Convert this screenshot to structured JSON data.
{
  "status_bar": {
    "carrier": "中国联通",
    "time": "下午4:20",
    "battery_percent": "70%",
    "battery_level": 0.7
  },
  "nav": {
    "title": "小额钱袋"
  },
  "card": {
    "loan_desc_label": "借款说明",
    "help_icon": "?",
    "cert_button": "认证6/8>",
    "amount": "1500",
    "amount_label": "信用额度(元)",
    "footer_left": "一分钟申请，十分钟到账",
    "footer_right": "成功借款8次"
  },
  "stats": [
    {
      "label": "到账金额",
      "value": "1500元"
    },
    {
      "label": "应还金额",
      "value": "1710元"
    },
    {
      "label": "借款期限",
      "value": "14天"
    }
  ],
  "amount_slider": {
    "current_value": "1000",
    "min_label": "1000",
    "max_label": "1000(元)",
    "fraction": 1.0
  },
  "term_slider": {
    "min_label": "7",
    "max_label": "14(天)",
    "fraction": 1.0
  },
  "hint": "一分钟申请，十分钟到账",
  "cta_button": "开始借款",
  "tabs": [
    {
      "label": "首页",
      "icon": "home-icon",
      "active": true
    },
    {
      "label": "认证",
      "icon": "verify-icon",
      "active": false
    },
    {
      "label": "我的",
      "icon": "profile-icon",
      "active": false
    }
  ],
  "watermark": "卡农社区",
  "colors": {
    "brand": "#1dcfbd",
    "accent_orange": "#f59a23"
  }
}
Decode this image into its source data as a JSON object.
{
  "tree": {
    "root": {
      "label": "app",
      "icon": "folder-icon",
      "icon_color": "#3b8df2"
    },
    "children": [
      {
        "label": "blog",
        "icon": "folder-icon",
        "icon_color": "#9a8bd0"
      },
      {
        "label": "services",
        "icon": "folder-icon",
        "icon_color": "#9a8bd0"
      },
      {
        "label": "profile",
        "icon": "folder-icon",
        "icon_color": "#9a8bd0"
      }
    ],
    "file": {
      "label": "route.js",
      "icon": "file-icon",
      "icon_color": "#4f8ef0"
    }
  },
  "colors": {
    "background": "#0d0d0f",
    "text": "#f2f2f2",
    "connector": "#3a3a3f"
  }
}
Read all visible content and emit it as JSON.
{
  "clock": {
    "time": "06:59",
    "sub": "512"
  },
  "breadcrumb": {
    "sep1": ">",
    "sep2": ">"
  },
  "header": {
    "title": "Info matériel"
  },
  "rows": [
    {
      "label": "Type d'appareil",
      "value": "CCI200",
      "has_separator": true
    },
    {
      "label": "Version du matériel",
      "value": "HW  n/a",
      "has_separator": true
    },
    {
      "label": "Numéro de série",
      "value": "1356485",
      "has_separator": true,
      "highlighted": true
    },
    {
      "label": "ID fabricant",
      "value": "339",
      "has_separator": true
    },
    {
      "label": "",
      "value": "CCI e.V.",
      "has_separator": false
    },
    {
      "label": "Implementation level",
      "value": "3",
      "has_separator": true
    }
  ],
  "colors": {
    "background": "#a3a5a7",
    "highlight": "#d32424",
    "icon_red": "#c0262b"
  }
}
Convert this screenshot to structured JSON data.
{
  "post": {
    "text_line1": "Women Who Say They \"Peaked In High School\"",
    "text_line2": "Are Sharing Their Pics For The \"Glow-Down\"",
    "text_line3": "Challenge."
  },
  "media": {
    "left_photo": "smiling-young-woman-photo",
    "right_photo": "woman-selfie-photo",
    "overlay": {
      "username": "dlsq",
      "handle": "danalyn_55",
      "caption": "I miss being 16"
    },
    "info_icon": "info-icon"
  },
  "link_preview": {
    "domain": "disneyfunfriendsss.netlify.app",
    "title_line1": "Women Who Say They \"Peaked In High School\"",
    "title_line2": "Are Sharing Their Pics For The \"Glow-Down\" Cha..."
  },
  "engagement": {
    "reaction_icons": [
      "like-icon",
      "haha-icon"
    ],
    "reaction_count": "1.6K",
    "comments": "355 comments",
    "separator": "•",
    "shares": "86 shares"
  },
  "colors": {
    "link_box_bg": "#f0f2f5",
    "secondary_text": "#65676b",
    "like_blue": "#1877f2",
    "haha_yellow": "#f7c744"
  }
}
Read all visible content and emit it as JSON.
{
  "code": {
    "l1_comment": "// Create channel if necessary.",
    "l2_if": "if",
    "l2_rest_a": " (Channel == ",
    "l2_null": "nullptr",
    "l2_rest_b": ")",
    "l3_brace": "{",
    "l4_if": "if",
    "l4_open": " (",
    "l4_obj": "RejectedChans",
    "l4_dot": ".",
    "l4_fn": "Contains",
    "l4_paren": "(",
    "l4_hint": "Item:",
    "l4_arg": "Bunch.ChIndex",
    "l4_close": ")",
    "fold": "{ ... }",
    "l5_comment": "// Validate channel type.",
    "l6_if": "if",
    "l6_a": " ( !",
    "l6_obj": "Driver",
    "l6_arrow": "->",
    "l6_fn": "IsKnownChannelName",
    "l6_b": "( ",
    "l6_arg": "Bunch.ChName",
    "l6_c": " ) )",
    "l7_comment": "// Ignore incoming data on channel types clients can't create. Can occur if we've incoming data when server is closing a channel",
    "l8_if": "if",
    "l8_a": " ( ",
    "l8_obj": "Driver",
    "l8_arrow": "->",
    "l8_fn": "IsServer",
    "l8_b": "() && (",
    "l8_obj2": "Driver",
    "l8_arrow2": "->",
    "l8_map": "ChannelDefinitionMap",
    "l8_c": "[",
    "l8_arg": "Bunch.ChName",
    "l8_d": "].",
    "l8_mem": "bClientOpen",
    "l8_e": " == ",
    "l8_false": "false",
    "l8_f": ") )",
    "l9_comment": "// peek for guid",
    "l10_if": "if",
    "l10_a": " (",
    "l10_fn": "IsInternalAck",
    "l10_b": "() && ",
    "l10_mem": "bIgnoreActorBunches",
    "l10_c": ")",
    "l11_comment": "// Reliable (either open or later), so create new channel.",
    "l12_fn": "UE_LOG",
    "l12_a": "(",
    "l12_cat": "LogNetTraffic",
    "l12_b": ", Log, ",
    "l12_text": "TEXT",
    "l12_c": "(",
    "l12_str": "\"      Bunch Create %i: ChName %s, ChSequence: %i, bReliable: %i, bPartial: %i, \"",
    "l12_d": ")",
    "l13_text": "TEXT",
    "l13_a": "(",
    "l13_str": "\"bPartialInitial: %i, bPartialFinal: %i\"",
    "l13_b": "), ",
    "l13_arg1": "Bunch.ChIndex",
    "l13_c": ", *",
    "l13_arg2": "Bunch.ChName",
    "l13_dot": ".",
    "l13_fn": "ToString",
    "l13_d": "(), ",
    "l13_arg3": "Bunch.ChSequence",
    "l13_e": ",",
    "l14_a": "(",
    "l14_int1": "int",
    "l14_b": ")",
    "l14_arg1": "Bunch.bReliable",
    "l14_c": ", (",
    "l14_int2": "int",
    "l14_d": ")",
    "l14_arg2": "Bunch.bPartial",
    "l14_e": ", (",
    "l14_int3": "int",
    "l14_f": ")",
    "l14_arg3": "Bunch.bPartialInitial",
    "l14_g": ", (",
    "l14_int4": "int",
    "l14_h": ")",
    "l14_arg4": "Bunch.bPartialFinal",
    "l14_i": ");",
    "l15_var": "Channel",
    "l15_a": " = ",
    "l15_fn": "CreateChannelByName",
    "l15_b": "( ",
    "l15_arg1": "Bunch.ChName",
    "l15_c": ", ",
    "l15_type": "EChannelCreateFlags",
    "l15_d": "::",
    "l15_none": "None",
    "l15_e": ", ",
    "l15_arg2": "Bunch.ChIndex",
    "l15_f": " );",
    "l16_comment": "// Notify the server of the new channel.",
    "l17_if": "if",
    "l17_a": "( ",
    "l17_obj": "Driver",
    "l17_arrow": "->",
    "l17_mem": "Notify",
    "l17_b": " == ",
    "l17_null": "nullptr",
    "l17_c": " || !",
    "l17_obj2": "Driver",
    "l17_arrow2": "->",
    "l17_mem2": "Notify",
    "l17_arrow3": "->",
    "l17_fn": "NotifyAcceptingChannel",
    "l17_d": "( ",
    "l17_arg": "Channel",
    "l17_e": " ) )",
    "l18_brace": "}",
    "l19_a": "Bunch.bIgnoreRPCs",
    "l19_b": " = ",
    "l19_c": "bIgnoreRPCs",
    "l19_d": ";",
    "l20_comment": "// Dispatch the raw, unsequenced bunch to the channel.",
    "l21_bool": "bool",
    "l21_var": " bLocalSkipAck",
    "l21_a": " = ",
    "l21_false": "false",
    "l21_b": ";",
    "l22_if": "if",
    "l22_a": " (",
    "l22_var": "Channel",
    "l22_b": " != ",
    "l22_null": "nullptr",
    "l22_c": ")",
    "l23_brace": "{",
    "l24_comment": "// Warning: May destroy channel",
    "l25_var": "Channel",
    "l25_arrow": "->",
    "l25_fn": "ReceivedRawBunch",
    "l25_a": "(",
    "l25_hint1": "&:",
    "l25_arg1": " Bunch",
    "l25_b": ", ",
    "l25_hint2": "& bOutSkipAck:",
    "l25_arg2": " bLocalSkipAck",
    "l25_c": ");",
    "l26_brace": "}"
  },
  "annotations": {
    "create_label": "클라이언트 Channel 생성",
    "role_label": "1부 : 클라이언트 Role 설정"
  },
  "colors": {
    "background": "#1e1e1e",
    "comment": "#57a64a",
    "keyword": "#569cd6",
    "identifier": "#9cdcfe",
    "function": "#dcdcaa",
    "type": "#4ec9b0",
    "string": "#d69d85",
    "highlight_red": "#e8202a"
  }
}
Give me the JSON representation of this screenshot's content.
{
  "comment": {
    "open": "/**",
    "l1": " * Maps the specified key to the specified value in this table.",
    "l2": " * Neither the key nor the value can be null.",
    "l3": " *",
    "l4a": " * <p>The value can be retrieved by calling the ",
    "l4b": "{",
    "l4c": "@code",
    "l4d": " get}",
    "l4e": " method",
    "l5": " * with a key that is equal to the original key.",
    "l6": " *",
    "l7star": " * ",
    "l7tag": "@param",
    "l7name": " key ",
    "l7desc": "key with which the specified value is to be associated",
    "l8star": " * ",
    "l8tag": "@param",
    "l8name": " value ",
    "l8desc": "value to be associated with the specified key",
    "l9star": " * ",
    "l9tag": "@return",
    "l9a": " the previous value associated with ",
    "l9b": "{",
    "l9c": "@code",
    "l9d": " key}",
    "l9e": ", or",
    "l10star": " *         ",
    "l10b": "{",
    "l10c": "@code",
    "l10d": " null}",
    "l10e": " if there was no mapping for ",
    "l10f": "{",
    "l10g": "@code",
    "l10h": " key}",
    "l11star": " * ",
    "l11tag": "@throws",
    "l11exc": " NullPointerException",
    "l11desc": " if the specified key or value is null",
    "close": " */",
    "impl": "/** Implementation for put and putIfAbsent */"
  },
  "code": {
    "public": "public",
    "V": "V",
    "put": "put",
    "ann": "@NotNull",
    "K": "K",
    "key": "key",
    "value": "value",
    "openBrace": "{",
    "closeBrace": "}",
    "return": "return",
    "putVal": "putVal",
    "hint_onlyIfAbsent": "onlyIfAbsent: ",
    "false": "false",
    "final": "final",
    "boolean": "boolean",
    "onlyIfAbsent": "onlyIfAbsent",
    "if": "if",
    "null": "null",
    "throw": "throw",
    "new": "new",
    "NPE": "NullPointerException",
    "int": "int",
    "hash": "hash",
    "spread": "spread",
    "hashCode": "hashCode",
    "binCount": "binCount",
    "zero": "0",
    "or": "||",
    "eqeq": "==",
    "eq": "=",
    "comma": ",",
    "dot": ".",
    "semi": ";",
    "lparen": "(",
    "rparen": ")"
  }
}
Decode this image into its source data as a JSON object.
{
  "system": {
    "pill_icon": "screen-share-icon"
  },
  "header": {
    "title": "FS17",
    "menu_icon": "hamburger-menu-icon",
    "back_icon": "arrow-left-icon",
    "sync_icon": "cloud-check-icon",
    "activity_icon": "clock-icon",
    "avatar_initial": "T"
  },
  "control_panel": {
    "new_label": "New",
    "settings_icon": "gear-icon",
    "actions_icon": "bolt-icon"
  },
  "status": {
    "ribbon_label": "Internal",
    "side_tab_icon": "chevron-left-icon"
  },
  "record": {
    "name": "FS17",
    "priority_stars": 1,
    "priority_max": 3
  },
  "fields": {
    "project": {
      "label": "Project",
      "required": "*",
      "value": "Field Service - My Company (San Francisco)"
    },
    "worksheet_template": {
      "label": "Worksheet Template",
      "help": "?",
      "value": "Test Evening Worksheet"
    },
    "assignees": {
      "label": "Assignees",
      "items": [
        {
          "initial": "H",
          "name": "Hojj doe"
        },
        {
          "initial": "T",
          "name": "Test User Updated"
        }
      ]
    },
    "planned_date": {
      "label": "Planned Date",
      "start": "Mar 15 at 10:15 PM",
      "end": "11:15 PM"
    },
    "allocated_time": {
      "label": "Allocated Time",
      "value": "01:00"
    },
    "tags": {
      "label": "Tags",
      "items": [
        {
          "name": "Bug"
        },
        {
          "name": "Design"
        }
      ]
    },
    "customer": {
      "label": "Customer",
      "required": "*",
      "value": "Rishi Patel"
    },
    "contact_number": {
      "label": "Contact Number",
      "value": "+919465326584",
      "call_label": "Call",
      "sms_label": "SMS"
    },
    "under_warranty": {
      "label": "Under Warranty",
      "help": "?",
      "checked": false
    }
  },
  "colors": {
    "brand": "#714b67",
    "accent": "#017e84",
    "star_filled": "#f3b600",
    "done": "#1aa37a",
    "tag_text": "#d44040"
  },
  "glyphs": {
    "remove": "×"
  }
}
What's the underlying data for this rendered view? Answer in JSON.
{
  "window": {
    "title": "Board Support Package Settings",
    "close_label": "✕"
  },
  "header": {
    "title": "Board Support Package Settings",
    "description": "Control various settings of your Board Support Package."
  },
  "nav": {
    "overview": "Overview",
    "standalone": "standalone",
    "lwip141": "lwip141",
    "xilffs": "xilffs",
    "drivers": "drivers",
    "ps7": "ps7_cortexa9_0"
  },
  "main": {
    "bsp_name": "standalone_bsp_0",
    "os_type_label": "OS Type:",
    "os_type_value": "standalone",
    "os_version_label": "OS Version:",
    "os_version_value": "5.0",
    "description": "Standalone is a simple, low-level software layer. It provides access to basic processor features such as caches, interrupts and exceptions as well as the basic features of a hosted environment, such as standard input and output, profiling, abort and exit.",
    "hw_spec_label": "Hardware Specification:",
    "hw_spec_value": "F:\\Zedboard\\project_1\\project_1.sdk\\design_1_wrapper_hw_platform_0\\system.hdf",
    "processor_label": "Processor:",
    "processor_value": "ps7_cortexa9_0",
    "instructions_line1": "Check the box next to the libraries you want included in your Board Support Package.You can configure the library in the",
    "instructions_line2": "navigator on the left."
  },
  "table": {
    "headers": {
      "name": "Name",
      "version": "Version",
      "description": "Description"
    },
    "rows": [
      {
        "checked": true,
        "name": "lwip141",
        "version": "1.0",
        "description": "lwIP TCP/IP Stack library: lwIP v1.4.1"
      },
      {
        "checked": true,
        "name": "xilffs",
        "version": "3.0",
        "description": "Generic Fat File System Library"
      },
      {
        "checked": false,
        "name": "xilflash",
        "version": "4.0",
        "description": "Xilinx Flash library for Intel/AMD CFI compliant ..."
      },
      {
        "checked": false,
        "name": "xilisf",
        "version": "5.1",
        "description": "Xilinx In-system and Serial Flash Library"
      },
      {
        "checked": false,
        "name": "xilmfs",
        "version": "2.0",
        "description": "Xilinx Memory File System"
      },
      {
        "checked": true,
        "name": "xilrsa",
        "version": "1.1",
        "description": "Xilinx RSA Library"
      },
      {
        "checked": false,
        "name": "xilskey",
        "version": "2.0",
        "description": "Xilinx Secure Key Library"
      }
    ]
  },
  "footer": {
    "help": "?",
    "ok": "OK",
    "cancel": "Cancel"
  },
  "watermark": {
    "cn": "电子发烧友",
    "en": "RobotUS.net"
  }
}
---
[GIVEN PROBLEM]
Find each line that has the word "Pics", then copy it out.

[WRITTEN RESPONSE]
    "text_line2": "Are Sharing Their Pics For The \"Glow-Down\"",
    "title_line2": "Are Sharing Their Pics For The \"Glow-Down\" Cha..."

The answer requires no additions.